» Your task: Images should be left out, and everything else in the listing reproduced exactly.

Items from a dataset
┄┄┄┄┄┄
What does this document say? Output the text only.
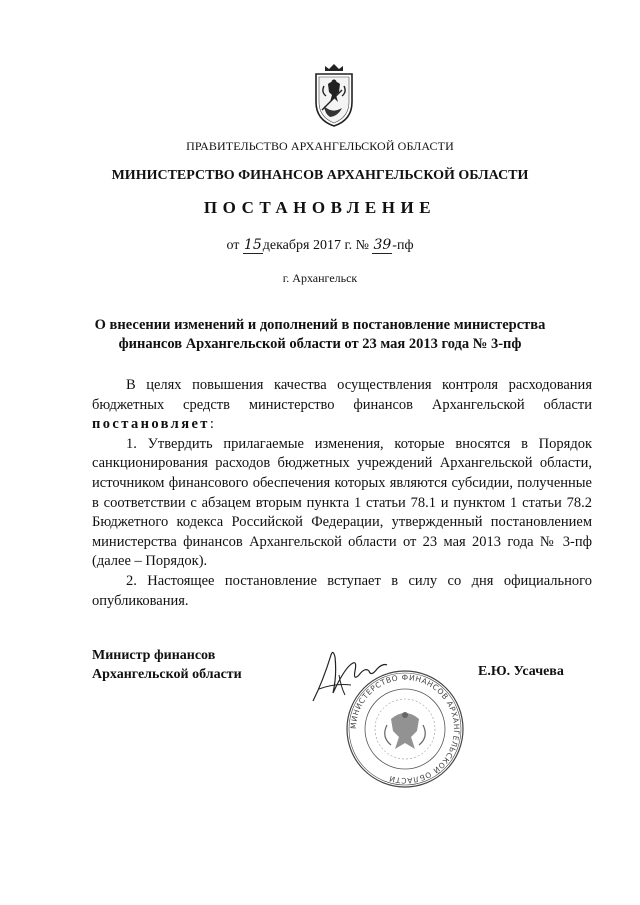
ПРАВИТЕЛЬСТВО АРХАНГЕЛЬСКОЙ ОБЛАСТИ
МИНИСТЕРСТВО ФИНАНСОВ АРХАНГЕЛЬСКОЙ ОБЛАСТИ
ПОСТАНОВЛЕНИЕ
от 15декабря 2017 г. № 39-пф
г. Архангельск
О внесении изменений и дополнений в постановление министерства
финансов Архангельской области от 23 мая 2013 года № 3-пф

В целях повышения качества осуществления контроля расходования бюджетных средств министерство финансов Архангельской области постановляет:

1. Утвердить прилагаемые изменения, которые вносятся в Порядок санкционирования расходов бюджетных учреждений Архангельской области, источником финансового обеспечения которых являются субсидии, полученные в соответствии с абзацем вторым пункта 1 статьи 78.1 и пунктом 1 статьи 78.2 Бюджетного кодекса Российской Федерации, утвержденный постановлением министерства финансов Архангельской области от 23 мая 2013 года № 3-пф (далее – Порядок).

2. Настоящее постановление вступает в силу со дня официального опубликования.

Министр финансов
Архангельской области
МИНИСТЕРСТВО ФИНАНСОВ АРХАНГЕЛЬСКОЙ ОБЛАСТИ
Е.Ю. Усачева
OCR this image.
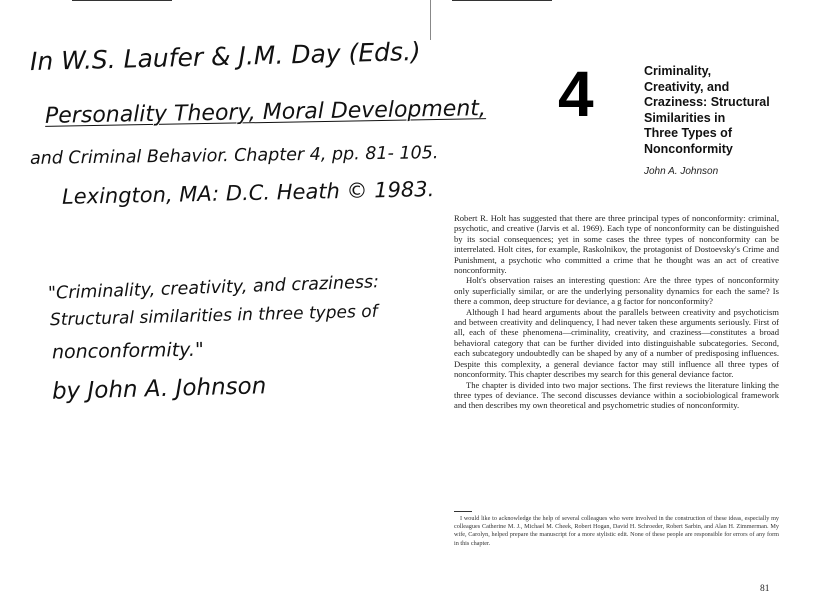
In W.S. Laufer & J.M. Day (Eds.)
Personality Theory, Moral Development,
and Criminal Behavior. Chapter 4, pp. 81- 105.
Lexington, MA: D.C. Heath © 1983.
"Criminality, creativity, and craziness:
Structural similarities in three types of
nonconformity."
by John A. Johnson
4	Criminality,
Creativity, and
Craziness: Structural
Similarities in
Three Types of
Nonconformity
John A. Johnson

Robert R. Holt has suggested that there are three principal types of nonconformity: criminal, psychotic, and creative (Jarvis et al. 1969). Each type of nonconformity can be distinguished by its social consequences; yet in some cases the three types of nonconformity can be interrelated. Holt cites, for example, Raskolnikov, the protagonist of Dostoevsky's Crime and Punishment, a psychotic who committed a crime that he thought was an act of creative nonconformity.

Holt's observation raises an interesting question: Are the three types of nonconformity only superficially similar, or are the underlying personality dynamics for each the same? Is there a common, deep structure for deviance, a g factor for nonconformity?

Although I had heard arguments about the parallels between creativity and psychoticism and between creativity and delinquency, I had never taken these arguments seriously. First of all, each of these phenomena—criminality, creativity, and craziness—constitutes a broad behavioral category that can be further divided into distinguishable subcategories. Second, each subcategory undoubtedly can be shaped by any of a number of predisposing influences. Despite this complexity, a general deviance factor may still influence all three types of nonconformity. This chapter describes my search for this general deviance factor.

The chapter is divided into two major sections. The first reviews the literature linking the three types of deviance. The second discusses deviance within a sociobiological framework and then describes my own theoretical and psychometric studies of nonconformity.

I would like to acknowledge the help of several colleagues who were involved in the construction of these ideas, especially my colleagues Catherine M. J., Michael M. Cheek, Robert Hogan, David H. Schroeder, Robert Sarbin, and Alan H. Zimmerman. My wife, Carolyn, helped prepare the manuscript for a more stylistic edit. None of these people are responsible for errors of any form in this chapter.

81
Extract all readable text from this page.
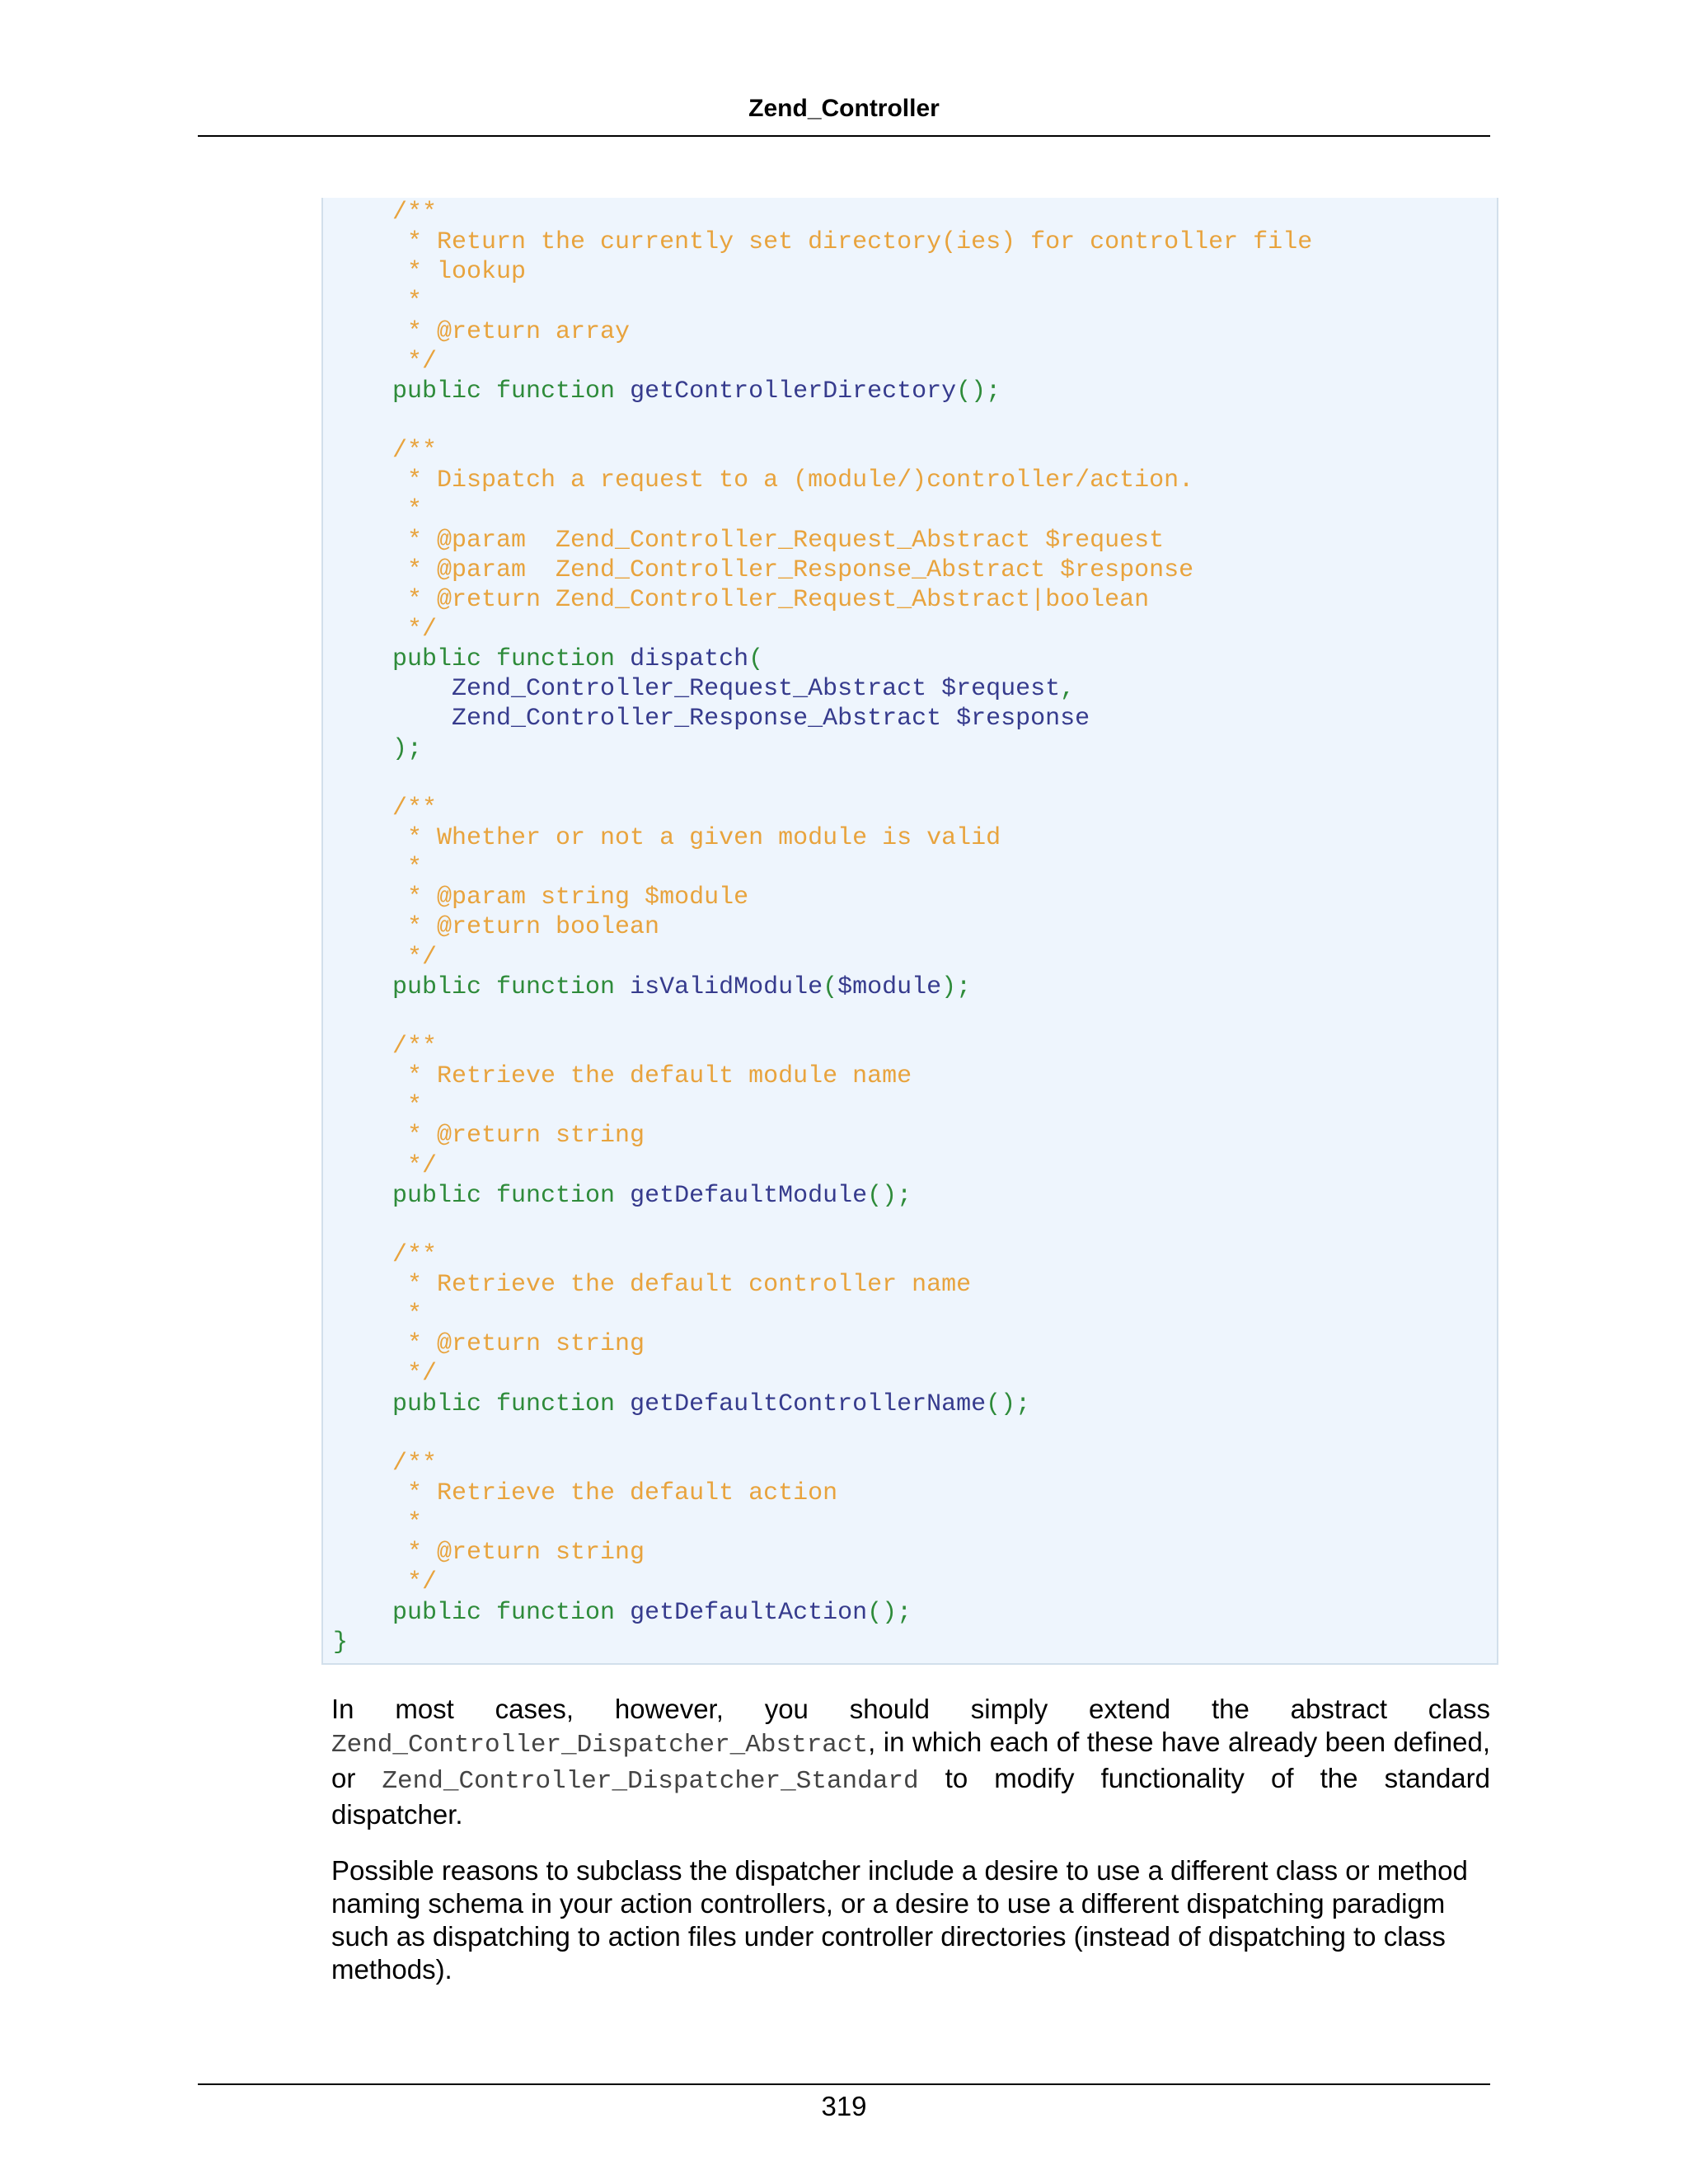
Zend_Controller
/**
* Return the currently set directory(ies) for controller file
* lookup
*
* @return array
*/
public function getControllerDirectory();
/**
* Dispatch a request to a (module/)controller/action.
*
* @param  Zend_Controller_Request_Abstract $request
* @param  Zend_Controller_Response_Abstract $response
* @return Zend_Controller_Request_Abstract|boolean
*/
public function dispatch(
Zend_Controller_Request_Abstract $request,
Zend_Controller_Response_Abstract $response
);
/**
* Whether or not a given module is valid
*
* @param string $module
* @return boolean
*/
public function isValidModule($module);
/**
* Retrieve the default module name
*
* @return string
*/
public function getDefaultModule();
/**
* Retrieve the default controller name
*
* @return string
*/
public function getDefaultControllerName();
/**
* Retrieve the default action
*
* @return string
*/
public function getDefaultAction();
}
In most cases, however, you should simply extend the abstract class Zend_Controller_Dispatcher_Abstract, in which each of these have already been defined, or Zend_Controller_Dispatcher_Standard to modify functionality of the standard dispatcher.
Possible reasons to subclass the dispatcher include a desire to use a different class or method naming schema in your action controllers, or a desire to use a different dispatching paradigm such as dispatching to action files under controller directories (instead of dispatching to class methods).
319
┄┄┄┄┄┄
» Exercise result:
What does this document say? Output the text only.
ПРАВИТЕЛЬСТВО АРХАНГЕЛЬСКОЙ ОБЛАСТИ
МИНИСТЕРСТВО ФИНАНСОВ АРХАНГЕЛЬСКОЙ ОБЛАСТИ
ПОСТАНОВЛЕНИЕ
от 15декабря 2017 г. № 39-пф
г. Архангельск
О внесении изменений и дополнений в постановление министерства
финансов Архангельской области от 23 мая 2013 года № 3-пф

В целях повышения качества осуществления контроля расходования бюджетных средств министерство финансов Архангельской области постановляет:

1. Утвердить прилагаемые изменения, которые вносятся в Порядок санкционирования расходов бюджетных учреждений Архангельской области, источником финансового обеспечения которых являются субсидии, полученные в соответствии с абзацем вторым пункта 1 статьи 78.1 и пунктом 1 статьи 78.2 Бюджетного кодекса Российской Федерации, утвержденный постановлением министерства финансов Архангельской области от 23 мая 2013 года № 3-пф (далее – Порядок).

2. Настоящее постановление вступает в силу со дня официального опубликования.

Министр финансов
Архангельской области
МИНИСТЕРСТВО ФИНАНСОВ АРХАНГЕЛЬСКОЙ ОБЛАСТИ
Е.Ю. Усачева
OCR this image.
In W.S. Laufer & J.M. Day (Eds.)
Personality Theory, Moral Development,
and Criminal Behavior. Chapter 4, pp. 81- 105.
Lexington, MA: D.C. Heath © 1983.
"Criminality, creativity, and craziness:
Structural similarities in three types of
nonconformity."
by John A. Johnson
4	Criminality,
Creativity, and
Craziness: Structural
Similarities in
Three Types of
Nonconformity
John A. Johnson

Robert R. Holt has suggested that there are three principal types of nonconformity: criminal, psychotic, and creative (Jarvis et al. 1969). Each type of nonconformity can be distinguished by its social consequences; yet in some cases the three types of nonconformity can be interrelated. Holt cites, for example, Raskolnikov, the protagonist of Dostoevsky's Crime and Punishment, a psychotic who committed a crime that he thought was an act of creative nonconformity.

Holt's observation raises an interesting question: Are the three types of nonconformity only superficially similar, or are the underlying personality dynamics for each the same? Is there a common, deep structure for deviance, a g factor for nonconformity?

Although I had heard arguments about the parallels between creativity and psychoticism and between creativity and delinquency, I had never taken these arguments seriously. First of all, each of these phenomena—criminality, creativity, and craziness—constitutes a broad behavioral category that can be further divided into distinguishable subcategories. Second, each subcategory undoubtedly can be shaped by any of a number of predisposing influences. Despite this complexity, a general deviance factor may still influence all three types of nonconformity. This chapter describes my search for this general deviance factor.

The chapter is divided into two major sections. The first reviews the literature linking the three types of deviance. The second discusses deviance within a sociobiological framework and then describes my own theoretical and psychometric studies of nonconformity.

I would like to acknowledge the help of several colleagues who were involved in the construction of these ideas, especially my colleagues Catherine M. J., Michael M. Cheek, Robert Hogan, David H. Schroeder, Robert Sarbin, and Alan H. Zimmerman. My wife, Carolyn, helped prepare the manuscript for a more stylistic edit. None of these people are responsible for errors of any form in this chapter.

81
Extract all readable text from this page.
Zend_Controller
/**
* Return the currently set directory(ies) for controller file
* lookup
*
* @return array
*/
public function getControllerDirectory();
/**
* Dispatch a request to a (module/)controller/action.
*
* @param  Zend_Controller_Request_Abstract $request
* @param  Zend_Controller_Response_Abstract $response
* @return Zend_Controller_Request_Abstract|boolean
*/
public function dispatch(
Zend_Controller_Request_Abstract $request,
Zend_Controller_Response_Abstract $response
);
/**
* Whether or not a given module is valid
*
* @param string $module
* @return boolean
*/
public function isValidModule($module);
/**
* Retrieve the default module name
*
* @return string
*/
public function getDefaultModule();
/**
* Retrieve the default controller name
*
* @return string
*/
public function getDefaultControllerName();
/**
* Retrieve the default action
*
* @return string
*/
public function getDefaultAction();
}
In most cases, however, you should simply extend the abstract class Zend_Controller_Dispatcher_Abstract, in which each of these have already been defined, or Zend_Controller_Dispatcher_Standard to modify functionality of the standard dispatcher.
Possible reasons to subclass the dispatcher include a desire to use a different class or method naming schema in your action controllers, or a desire to use a different dispatching paradigm such as dispatching to action files under controller directories (instead of dispatching to class methods).
319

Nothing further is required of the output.